▸ The problem
Look through the records below, and copy out every line that holds the string "style".

━━━━━ Record extracts

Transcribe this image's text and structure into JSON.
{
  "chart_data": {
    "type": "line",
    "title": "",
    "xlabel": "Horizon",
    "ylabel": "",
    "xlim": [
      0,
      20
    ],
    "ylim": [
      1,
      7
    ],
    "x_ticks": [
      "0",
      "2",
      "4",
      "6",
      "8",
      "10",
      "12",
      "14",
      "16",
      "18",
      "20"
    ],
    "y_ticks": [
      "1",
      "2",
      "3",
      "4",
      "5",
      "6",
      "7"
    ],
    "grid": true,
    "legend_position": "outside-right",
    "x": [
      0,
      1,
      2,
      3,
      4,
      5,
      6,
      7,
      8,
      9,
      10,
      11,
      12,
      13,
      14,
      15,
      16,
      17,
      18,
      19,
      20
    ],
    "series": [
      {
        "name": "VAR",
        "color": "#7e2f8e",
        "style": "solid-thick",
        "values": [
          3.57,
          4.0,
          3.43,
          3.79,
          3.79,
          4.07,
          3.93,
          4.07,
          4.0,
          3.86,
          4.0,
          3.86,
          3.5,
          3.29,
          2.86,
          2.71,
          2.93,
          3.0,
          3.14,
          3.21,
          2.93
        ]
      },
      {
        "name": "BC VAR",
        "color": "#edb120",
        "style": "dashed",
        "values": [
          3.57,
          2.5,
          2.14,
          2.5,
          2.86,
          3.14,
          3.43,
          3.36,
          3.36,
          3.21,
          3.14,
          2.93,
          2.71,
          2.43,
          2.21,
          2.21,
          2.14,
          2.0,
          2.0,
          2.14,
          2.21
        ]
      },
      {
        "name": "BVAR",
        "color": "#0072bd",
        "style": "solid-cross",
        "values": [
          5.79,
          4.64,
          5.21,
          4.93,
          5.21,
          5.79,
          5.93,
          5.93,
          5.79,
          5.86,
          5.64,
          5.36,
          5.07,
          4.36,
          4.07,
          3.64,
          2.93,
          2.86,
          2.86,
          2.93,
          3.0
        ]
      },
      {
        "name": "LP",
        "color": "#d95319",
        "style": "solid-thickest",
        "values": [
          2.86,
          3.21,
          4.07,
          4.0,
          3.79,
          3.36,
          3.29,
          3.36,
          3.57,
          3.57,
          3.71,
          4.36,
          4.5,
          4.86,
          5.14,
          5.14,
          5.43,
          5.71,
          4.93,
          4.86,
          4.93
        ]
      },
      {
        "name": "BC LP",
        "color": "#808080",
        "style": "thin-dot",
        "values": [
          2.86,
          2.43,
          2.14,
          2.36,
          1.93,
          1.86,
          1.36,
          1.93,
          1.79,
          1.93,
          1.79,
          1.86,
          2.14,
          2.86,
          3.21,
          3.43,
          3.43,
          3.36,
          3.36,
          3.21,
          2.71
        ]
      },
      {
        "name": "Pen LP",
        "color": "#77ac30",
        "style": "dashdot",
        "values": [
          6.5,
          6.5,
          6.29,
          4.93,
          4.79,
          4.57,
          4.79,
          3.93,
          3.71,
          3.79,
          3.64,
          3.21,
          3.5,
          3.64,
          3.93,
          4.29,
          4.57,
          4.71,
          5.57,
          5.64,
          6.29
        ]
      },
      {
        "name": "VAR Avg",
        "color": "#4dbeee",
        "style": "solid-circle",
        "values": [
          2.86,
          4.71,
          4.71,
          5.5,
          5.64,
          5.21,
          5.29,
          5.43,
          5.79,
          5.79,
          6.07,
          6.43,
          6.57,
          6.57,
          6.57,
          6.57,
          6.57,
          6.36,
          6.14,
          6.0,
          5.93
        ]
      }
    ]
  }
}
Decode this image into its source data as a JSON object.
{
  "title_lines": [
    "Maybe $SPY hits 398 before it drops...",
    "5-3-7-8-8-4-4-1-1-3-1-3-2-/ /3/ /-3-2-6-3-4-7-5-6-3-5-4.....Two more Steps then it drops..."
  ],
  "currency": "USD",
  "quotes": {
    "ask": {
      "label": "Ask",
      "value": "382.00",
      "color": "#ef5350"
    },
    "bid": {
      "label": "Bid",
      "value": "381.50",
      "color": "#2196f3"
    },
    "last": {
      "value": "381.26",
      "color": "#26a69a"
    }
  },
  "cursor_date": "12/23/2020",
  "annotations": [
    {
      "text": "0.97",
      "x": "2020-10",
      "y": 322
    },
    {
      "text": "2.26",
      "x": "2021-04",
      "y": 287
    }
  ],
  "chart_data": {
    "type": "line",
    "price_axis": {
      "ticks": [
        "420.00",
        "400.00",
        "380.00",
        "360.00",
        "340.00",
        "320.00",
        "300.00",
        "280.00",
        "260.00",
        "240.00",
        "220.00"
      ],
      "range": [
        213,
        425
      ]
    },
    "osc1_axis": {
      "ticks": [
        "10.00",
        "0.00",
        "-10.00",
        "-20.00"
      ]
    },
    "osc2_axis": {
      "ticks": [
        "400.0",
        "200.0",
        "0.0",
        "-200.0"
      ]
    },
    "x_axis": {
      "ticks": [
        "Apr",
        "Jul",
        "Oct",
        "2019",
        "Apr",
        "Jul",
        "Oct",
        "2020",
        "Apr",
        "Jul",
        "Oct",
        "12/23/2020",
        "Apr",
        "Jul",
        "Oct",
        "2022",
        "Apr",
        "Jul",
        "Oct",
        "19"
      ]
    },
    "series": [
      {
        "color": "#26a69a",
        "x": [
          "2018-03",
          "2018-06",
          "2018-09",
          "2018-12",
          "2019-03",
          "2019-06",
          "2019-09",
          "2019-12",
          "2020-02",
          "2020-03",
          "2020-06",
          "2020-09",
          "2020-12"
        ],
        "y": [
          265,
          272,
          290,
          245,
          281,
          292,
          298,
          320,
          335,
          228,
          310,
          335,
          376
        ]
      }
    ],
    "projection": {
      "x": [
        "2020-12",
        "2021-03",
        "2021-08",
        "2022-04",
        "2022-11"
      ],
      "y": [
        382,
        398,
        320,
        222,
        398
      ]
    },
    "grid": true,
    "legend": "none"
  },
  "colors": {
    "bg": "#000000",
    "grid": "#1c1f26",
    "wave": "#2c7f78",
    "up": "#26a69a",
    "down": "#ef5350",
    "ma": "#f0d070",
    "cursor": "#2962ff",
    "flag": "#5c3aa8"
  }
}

━━━━━━━━━━

▸ Expected answer
        "style": "solid-thick",
        "style": "dashed",
        "style": "solid-cross",
        "style": "solid-thickest",
        "style": "thin-dot",
        "style": "dashdot",
        "style": "solid-circle",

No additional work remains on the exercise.